::: Records for this exercise

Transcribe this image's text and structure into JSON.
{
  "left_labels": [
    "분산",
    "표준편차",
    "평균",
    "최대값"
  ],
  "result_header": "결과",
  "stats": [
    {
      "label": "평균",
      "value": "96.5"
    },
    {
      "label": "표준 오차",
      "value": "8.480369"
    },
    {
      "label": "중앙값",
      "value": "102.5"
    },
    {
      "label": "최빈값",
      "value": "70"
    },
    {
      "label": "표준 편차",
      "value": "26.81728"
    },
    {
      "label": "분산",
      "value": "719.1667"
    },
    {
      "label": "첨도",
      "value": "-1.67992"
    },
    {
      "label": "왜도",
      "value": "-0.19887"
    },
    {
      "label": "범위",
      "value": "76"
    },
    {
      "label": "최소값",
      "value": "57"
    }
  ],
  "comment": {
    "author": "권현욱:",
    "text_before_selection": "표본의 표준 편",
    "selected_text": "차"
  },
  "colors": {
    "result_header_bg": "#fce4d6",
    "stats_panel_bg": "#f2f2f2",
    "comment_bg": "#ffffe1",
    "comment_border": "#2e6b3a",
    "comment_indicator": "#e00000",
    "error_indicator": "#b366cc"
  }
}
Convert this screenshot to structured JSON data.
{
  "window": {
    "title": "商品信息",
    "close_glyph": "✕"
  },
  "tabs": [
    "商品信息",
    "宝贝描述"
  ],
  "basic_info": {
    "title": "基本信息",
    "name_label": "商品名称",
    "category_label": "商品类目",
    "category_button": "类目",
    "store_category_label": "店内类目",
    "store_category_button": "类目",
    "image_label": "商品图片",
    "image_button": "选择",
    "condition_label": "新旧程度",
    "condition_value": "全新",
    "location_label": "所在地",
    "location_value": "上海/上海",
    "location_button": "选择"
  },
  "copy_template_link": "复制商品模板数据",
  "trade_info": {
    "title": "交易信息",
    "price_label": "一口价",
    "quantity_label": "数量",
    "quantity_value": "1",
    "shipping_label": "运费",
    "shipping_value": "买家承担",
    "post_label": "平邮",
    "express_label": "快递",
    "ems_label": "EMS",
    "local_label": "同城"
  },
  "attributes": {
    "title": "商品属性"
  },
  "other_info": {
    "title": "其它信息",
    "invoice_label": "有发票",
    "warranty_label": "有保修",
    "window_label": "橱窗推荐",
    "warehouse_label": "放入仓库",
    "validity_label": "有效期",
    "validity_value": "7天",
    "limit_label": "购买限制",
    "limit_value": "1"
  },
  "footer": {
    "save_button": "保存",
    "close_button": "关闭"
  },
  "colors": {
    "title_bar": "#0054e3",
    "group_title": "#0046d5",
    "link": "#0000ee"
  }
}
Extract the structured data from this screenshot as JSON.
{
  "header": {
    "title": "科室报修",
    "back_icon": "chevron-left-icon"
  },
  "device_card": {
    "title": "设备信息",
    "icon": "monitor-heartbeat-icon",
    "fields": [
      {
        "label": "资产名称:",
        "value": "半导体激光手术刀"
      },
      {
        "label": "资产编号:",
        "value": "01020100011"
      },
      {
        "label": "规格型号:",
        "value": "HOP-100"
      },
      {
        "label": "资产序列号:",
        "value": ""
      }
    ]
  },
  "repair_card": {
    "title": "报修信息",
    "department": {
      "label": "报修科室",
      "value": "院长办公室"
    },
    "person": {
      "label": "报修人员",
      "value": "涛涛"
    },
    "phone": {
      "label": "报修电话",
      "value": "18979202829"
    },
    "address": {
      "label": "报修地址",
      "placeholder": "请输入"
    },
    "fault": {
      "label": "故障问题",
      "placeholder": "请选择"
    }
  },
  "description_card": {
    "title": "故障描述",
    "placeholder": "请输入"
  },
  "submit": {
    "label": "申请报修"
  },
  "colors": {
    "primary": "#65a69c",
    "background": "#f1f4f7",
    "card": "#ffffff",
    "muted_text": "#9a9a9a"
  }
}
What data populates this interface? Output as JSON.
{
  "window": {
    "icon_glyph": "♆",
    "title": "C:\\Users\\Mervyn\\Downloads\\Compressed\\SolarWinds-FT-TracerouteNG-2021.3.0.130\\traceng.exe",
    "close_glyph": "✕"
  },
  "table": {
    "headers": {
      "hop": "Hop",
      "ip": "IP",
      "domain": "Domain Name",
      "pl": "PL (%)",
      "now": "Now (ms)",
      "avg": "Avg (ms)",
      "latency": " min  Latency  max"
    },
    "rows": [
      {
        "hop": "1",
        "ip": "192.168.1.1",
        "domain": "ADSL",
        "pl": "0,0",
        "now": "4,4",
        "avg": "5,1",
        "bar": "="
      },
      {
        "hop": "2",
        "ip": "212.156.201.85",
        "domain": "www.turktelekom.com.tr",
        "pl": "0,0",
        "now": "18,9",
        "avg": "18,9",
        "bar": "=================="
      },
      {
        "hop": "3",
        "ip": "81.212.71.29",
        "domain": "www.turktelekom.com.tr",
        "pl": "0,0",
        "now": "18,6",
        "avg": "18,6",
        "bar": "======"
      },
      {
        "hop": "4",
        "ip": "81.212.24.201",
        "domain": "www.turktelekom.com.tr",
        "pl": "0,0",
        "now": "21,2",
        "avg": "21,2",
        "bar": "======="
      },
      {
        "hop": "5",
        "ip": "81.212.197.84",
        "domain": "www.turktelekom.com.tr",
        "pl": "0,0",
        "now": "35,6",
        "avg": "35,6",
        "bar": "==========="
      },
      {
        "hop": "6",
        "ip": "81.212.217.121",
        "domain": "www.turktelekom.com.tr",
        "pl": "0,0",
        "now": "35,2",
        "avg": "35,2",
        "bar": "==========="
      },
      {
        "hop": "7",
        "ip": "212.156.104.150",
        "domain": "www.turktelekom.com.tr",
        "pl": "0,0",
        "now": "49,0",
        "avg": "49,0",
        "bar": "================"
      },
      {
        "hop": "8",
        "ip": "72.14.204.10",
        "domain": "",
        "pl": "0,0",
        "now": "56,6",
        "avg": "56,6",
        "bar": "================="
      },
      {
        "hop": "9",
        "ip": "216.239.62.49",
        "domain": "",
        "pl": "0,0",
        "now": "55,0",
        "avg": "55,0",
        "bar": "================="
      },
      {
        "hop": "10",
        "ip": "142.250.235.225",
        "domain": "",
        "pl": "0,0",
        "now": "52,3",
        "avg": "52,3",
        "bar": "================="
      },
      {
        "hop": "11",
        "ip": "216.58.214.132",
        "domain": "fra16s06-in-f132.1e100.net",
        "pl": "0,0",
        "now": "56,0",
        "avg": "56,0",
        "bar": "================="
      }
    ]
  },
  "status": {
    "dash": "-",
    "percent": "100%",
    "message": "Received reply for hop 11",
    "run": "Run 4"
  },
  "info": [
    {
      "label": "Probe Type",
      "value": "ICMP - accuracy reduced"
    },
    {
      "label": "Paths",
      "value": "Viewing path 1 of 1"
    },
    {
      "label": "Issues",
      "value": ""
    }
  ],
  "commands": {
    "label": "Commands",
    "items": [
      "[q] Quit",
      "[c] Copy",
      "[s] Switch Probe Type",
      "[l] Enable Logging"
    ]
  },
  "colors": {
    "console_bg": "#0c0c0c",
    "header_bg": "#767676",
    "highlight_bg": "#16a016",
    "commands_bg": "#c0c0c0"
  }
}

::::::

• [Problem details]
Of the lines above, copy each that contains "JSON".

• [Final result]
Transcribe this image's text and structure into JSON.
Convert this screenshot to structured JSON data.
Extract the structured data from this screenshot as JSON.
What data populates this interface? Output as JSON.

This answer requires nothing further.